My roommates were picking me up and my staff was trying to get me to go up to my room. I even shook one of them saying her name in a silly way. Just imagine what she was feeling when I did that. I overheard my roommates talking about me being drunk. I never asked even though she said she just thought I was being a goof.
I remember another time on Christmas when I chugged down a glass of Malbec Red Wine. Same thing. Acting silly and this time I actually touched someone’s pack of cigarettes when I don’t smoke and don’t plan to. I took the lighter as well. I wouldn’t do something like that if there wasn’t alcohol in my system. Once again, I kept falling on the ground and felt like Old Man Logan from that movie.
What made me learn about what alcohol really does to me as someone with mental health issues was a recent time I went to a wild bar. I walked in and ordered a miller lite beer on draft. I was sitting next to a guy. He didn’t seem like a bad guy. I complimented his hat and we talked for a little bit. I ordered another one. After that drink, before I ordered a third which was enough and my last beer for the night, I remember the guy offering to buy me a shot. I always like trying shots as I don’t do shots a lot at bars.
I’m not a liquor person. I don’t like lots of liquors and most shots I’ve done were very strong as most of them are. One person questioned the guy as I’ve heard from people guys don’t share drinks together. I don’t know much about alcohol, to begin with never mind what is right and wrong when it comes to drinking with other people.
I never go to bars and don’t have friends who do. I don’t know if people said “He’s weird” when they heard that but I shouldn’t care to be honest. Not everyone is the same. It was so loud in there and I was tired that I couldn’t quite catch the name of the shot that was ordered. I remember the lady pouring it and nothing went in it when I drank it because I didn’t see anybody try to put drugs in it. But when I drank the shot, I started to not feel right. I paid my tab and left. I walked home as it wasn’t far. Barking dogs were out as I was walking home but no creepy people thank god. My neighborhood seems pretty safe. I got home, took my clothes off that smelled like cigarette smoke and threw them on the ground. I fell on my bed with my favorite pea coat on the floor and laid there. I was saying a few lines from “Logan” once again. I acted like Logan and in the middle of the night, I thought I was having a heart attack. I was breathing heavy and not normal through the night.
I woke up the next day and had two cups of coffee that didn’t perk me up. Took a hot shower that didn’t help either. I went to a McDonalds and barely ate my food. I must have been hungover. I didn’t take my medicine either because I thought I would have died that night if I did. I did think about calling 911.
Sometimes I’m silly and sometimes I’m angry when I drink too much alcohol. It depends. But with my mental health, the mood can swing and with alcohol, you shouldn’t take the meds even if you need them. Drink alcohol at your own risk with mental health.
Talk with your doctor and please don’t drink anything too strong if you have mental health issues. And you can’t afford a drinking problem alone, never mind if you have mental health issues. It can probably kill you if you take psychiatric medication. Alcohol and mental health is not a good combo.

Dataset excerpts
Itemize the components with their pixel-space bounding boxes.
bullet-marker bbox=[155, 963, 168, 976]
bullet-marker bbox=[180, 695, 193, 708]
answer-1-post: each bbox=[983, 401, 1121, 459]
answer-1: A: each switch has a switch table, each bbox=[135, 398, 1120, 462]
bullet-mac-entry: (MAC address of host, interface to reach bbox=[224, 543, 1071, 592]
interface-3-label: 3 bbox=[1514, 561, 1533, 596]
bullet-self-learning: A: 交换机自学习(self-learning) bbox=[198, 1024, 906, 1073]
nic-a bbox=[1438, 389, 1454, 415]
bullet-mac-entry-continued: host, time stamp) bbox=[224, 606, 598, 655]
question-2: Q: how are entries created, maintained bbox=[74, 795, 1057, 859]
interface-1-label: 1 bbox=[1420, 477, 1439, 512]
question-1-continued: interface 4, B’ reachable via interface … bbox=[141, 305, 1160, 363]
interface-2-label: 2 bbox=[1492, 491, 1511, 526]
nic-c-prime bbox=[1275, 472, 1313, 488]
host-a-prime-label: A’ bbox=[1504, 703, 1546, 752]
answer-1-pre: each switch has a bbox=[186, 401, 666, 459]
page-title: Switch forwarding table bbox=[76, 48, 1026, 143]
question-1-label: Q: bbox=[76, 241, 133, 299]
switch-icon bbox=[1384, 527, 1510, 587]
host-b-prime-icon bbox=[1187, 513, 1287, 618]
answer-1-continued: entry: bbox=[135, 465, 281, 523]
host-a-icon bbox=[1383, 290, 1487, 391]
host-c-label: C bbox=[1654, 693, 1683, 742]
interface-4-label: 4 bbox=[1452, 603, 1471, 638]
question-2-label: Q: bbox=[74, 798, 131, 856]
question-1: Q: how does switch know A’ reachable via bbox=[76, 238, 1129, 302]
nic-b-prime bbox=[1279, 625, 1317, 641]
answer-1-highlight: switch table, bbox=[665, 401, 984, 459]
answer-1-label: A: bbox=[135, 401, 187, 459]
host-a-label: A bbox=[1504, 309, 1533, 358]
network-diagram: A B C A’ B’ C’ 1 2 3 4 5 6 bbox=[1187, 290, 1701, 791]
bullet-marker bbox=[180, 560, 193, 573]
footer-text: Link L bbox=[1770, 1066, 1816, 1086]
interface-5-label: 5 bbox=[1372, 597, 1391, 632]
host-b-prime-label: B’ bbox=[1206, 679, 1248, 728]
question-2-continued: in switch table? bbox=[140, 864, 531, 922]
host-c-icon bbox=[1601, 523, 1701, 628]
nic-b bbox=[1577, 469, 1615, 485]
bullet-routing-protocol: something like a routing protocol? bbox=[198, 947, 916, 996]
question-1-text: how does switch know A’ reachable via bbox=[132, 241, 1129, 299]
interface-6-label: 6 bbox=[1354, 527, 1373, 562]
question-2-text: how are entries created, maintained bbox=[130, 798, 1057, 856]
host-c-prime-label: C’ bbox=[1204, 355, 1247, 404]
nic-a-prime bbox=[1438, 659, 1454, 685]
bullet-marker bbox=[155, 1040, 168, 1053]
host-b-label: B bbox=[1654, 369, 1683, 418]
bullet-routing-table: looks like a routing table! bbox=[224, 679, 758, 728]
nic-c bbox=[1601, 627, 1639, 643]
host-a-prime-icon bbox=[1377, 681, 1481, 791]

Exercise requirements
In the account of drinking with mental health issues, what did the writer order after walking into the bar?

Your solution
A Miller Lite beer on draft.